» **TAREA INDICADA A**:
Transcribe sin cambios el tramo de las entradas que empieza en la línea que contiene "data-point (294, 247, 303, 256)" y termina en la que contiene "x-tick-label: 10 (278, 428, 297, 446)", ambas incluidas.

El Estado no puede meter las narices en lo que sucede en el altar. Si lo hace y la Iglesia lo acepta, la Libertas Ecclesiae se pierde. Si no es libre en el altar, la Iglesia no es libre en ningún otro campo. En estos tiempos nuestros se necesita, por lo tanto, luchar nuevamente por la Libertas Ecclesiae, como en tantas ocasiones en la historia, pero con una gran diferencia: anteriormente era el liderazgo de la Iglesia el que dirigía la batalla, y ahora ya no es así.
En nombre de la Libertas Ecclesiae se fundaron nuevas órdenes religiosas, como la fundada en Cluny. En nombre de la Libertas Ecclesiae, Hildebrando di Soana (es decir, Gregorio VII) excomulgó al Emperador y lo acogió como penitente en Canossa. En nombre de la Libertas Ecclesiae, Bonifacio VIII anticipó la “bofetada” de Anagni con el documento Unam Sanctam. En nombre de la Libertas Ecclesiae, Santa Catalina de Siena insistió en el regreso de los pontífices de Aviñón a Roma. En nombre de la Libertas Ecclesiae, los vandeanos tomaron las armas y muchos sacerdotes fueron masacrados por no aceptar la Constitución Civil del Clero. En nombre de la Libertas Ecclesiae, Pío IX excomulgó al Estado italiano después de Porta Pia, se consideró prisionero y emitió el non expedit. En nombre de la Libertas Ecclesiae, la Iglesia polaca se enfrentó al poder comunista con sacrificio, el cardenal Wyszynski languideció en prisión y Juan Pablo II trabajó por una Europa cristiana. En nombre de la Libertas Ecclesiae, el cardenal Zen todavía defiende hoy la sufrida y verdadera Iglesia católica china.
La declaración de Augsburgo (cuius regio eius religio) negaba la Libertas Ecclesiae, pero era una cosa protestante y no católica, como la Paz de Westfalia. La política eclesiástica de José II del Sacro Imperio Romano Germánico fue soportada pero no aceptada por la Iglesia. Fue también la Iglesia la que se opuso al nuevo Estado italiano que dispersó las órdenes religiosas, confiscó las propiedades, suprimió las obras piadosas y condicionó el nombramiento de obispos con el exequátur.

» **TAREA INDICADA B**:
En el texto sobre la Libertas Ecclesiae, ¿quién insistió en que los pontífices regresaran de Aviñón a Roma?

(Listados de elementos y sus recuadros)
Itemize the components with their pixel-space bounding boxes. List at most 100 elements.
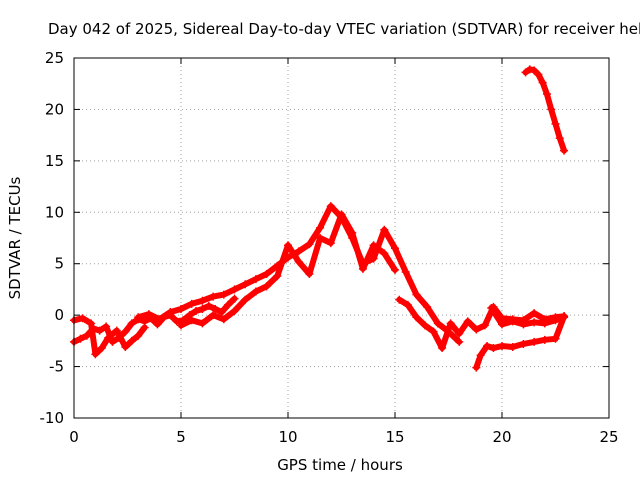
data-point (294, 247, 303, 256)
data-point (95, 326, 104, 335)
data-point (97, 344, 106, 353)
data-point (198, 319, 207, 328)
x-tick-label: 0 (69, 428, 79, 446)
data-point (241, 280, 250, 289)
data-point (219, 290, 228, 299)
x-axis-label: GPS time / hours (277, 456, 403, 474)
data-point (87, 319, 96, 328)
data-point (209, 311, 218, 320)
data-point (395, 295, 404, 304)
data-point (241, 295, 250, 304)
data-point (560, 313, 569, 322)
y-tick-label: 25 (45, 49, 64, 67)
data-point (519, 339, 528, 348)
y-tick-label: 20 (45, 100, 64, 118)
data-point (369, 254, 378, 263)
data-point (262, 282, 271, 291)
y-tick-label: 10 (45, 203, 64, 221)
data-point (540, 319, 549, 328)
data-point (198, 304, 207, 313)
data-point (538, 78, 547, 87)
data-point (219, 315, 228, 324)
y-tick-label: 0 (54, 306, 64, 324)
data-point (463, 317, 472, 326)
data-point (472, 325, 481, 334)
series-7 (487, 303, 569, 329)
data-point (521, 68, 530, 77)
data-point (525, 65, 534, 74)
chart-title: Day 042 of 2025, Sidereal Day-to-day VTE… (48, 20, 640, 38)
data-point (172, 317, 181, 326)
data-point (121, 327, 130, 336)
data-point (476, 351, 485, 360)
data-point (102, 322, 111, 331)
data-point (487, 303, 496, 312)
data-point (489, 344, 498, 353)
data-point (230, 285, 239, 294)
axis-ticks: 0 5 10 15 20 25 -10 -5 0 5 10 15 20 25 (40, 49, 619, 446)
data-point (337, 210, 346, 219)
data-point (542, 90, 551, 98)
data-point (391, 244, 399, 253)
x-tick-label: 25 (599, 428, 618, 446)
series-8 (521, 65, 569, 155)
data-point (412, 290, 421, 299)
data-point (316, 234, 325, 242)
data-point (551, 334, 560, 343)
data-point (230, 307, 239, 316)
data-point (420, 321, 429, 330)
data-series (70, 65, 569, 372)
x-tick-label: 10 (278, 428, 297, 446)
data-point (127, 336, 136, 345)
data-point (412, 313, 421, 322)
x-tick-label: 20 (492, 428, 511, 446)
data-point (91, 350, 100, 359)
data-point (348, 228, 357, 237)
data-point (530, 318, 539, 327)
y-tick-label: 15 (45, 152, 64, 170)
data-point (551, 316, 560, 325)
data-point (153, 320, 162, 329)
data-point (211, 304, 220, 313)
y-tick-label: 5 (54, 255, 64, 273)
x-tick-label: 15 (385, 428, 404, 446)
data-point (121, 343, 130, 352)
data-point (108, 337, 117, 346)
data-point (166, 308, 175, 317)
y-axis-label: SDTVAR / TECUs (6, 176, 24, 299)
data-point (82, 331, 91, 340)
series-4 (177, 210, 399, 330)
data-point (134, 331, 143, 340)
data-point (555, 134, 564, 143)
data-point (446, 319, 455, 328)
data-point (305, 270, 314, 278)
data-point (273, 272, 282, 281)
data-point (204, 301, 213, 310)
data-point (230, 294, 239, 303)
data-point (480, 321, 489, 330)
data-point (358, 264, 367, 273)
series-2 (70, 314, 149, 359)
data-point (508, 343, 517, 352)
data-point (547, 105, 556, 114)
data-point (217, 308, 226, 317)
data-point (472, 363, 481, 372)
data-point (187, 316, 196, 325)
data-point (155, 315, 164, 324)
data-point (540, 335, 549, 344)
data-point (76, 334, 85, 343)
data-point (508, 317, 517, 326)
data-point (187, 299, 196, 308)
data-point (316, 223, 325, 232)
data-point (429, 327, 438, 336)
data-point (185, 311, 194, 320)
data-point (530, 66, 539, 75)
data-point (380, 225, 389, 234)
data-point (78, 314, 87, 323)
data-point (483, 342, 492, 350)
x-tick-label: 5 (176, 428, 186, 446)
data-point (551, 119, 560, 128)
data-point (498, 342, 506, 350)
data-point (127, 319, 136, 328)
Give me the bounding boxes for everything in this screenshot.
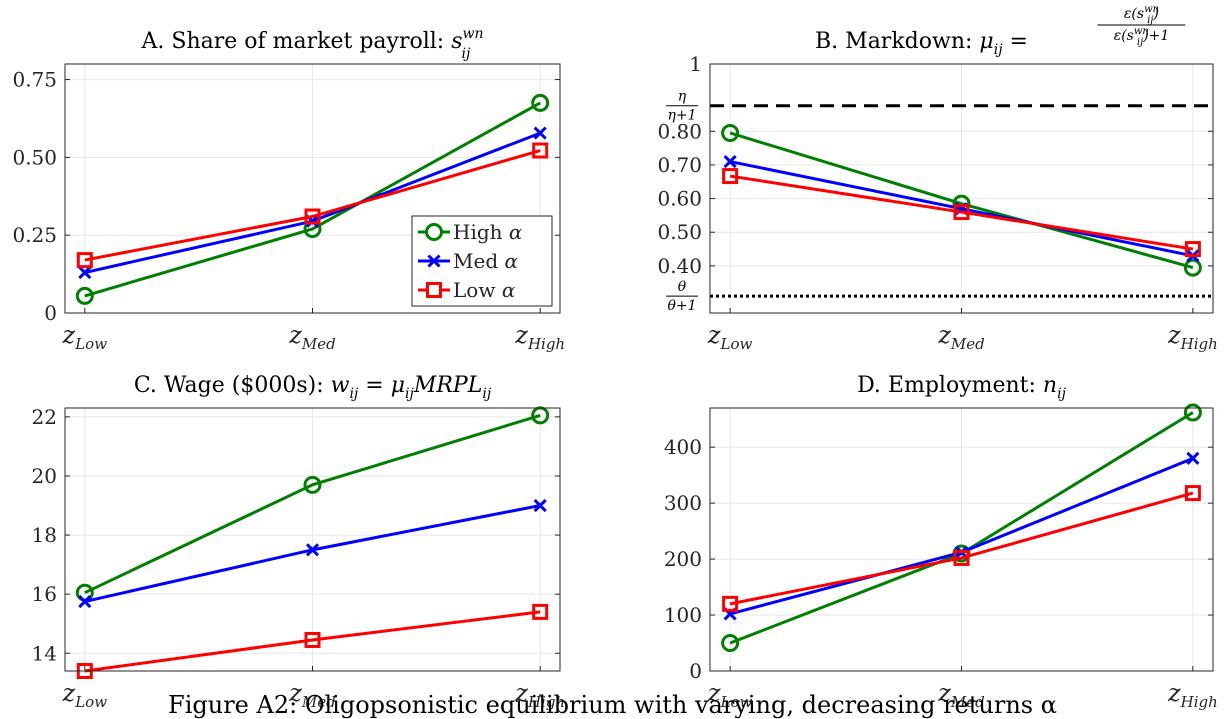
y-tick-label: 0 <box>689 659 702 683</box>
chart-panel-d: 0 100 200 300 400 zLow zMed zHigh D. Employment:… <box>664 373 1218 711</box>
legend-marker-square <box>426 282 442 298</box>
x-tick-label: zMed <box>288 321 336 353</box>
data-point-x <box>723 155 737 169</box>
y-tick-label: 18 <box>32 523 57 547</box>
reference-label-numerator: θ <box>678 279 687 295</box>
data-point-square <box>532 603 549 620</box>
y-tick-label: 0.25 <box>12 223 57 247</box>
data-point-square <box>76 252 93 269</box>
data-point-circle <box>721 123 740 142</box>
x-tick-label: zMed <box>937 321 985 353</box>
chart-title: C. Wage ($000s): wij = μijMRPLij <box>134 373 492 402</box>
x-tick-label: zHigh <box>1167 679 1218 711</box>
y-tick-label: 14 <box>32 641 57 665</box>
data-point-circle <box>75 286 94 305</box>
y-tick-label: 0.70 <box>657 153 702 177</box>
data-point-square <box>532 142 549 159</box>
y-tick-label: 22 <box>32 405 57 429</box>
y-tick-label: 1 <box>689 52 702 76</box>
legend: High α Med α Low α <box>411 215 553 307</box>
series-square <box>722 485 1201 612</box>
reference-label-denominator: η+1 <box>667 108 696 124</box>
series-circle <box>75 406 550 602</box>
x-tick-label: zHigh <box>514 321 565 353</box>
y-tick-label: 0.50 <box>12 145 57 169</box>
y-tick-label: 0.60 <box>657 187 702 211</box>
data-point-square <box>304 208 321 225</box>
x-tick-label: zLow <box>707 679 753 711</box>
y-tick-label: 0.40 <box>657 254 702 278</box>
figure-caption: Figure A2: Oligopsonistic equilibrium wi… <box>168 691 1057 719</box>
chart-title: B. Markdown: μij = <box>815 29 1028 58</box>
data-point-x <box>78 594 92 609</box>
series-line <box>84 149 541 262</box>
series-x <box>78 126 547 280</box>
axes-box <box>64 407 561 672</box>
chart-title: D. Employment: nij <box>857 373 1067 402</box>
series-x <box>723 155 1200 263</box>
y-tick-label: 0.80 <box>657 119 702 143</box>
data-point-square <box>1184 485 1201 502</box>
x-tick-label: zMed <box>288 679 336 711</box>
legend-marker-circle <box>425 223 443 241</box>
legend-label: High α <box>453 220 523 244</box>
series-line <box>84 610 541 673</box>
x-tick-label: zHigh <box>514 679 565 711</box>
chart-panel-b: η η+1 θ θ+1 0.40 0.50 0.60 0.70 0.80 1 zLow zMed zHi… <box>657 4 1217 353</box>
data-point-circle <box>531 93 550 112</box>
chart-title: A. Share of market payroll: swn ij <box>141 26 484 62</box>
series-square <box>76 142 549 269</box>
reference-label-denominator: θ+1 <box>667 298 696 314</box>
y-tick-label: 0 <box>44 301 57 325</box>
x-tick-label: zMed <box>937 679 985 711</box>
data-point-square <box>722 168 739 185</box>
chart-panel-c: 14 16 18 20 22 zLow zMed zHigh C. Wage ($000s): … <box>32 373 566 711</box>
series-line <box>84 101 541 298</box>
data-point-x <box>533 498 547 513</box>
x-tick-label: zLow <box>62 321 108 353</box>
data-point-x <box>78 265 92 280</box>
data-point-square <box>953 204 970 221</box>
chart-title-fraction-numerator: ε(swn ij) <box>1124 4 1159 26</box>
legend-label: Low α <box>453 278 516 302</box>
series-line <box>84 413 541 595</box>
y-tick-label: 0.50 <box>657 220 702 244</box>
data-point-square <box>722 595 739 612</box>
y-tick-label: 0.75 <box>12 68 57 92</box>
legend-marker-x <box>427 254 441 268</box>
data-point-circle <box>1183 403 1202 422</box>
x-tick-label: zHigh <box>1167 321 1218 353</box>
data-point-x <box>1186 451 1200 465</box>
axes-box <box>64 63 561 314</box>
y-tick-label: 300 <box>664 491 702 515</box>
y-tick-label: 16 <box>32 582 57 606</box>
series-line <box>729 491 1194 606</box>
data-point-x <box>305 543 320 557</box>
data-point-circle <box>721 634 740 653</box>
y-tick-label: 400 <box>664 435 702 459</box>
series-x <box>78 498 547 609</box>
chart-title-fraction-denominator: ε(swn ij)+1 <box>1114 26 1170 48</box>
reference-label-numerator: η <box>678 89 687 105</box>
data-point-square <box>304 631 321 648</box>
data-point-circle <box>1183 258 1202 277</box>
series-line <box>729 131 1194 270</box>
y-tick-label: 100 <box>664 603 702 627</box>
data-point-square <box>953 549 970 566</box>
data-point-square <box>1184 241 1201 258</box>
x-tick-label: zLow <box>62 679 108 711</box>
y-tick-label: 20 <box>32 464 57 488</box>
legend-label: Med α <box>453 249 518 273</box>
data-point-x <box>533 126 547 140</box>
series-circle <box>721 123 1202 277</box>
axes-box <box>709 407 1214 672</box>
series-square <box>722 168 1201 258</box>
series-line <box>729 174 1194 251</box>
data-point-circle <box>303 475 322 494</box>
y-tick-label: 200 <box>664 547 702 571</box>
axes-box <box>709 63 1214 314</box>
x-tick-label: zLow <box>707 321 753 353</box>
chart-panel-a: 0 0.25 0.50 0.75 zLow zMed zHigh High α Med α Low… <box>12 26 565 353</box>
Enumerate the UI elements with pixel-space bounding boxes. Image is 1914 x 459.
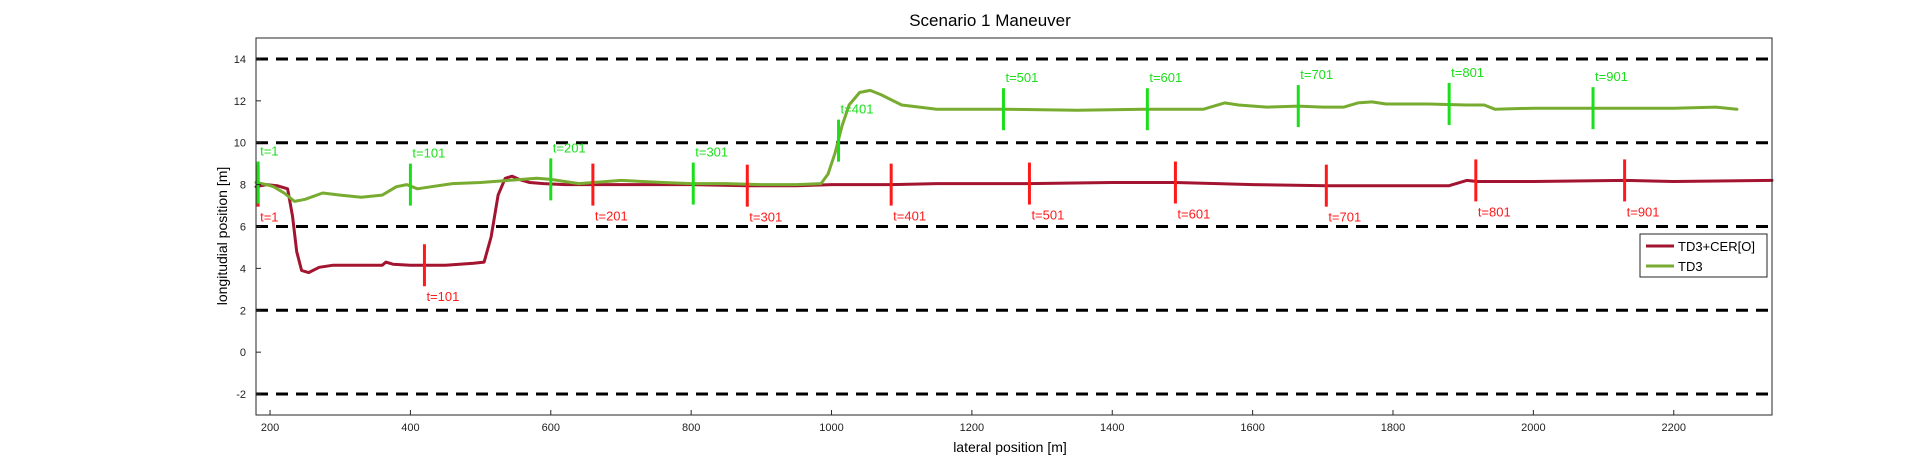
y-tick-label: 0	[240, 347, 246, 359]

» **RESPUESTA REDACTADA A**:
data-point (294, 247, 303, 256)
data-point (95, 326, 104, 335)
data-point (97, 344, 106, 353)
data-point (198, 319, 207, 328)
x-tick-label: 0 (69, 428, 79, 446)
data-point (241, 280, 250, 289)
data-point (219, 290, 228, 299)
x-axis-label: GPS time / hours (277, 456, 403, 474)
data-point (87, 319, 96, 328)
data-point (209, 311, 218, 320)
data-point (395, 295, 404, 304)
data-point (241, 295, 250, 304)
data-point (560, 313, 569, 322)
y-tick-label: 25 (45, 49, 64, 67)
data-point (519, 339, 528, 348)
y-tick-label: 20 (45, 100, 64, 118)
data-point (369, 254, 378, 263)
data-point (262, 282, 271, 291)
y-tick-label: 10 (45, 203, 64, 221)
data-point (540, 319, 549, 328)
data-point (198, 304, 207, 313)
data-point (538, 78, 547, 87)
data-point (219, 315, 228, 324)
y-tick-label: 0 (54, 306, 64, 324)
data-point (463, 317, 472, 326)
data-point (472, 325, 481, 334)
series-7 (487, 303, 569, 329)
data-point (521, 68, 530, 77)
data-point (525, 65, 534, 74)
chart-title: Day 042 of 2025, Sidereal Day-to-day VTE… (48, 20, 640, 38)
data-point (172, 317, 181, 326)
data-point (121, 327, 130, 336)
data-point (476, 351, 485, 360)
data-point (102, 322, 111, 331)
data-point (487, 303, 496, 312)
data-point (489, 344, 498, 353)
data-point (230, 285, 239, 294)
axis-ticks: 0 5 10 15 20 25 -10 -5 0 5 10 15 20 25 (40, 49, 619, 446)
data-point (337, 210, 346, 219)
data-point (542, 90, 551, 98)
data-point (391, 244, 399, 253)
x-tick-label: 25 (599, 428, 618, 446)
series-8 (521, 65, 569, 155)
data-point (412, 290, 421, 299)
data-point (316, 234, 325, 242)
data-point (551, 334, 560, 343)
data-point (230, 307, 239, 316)
data-point (420, 321, 429, 330)
data-series (70, 65, 569, 372)
x-tick-label: 10 (278, 428, 297, 446)

» **RESPUESTA REDACTADA B**:
Santa Catalina de Siena.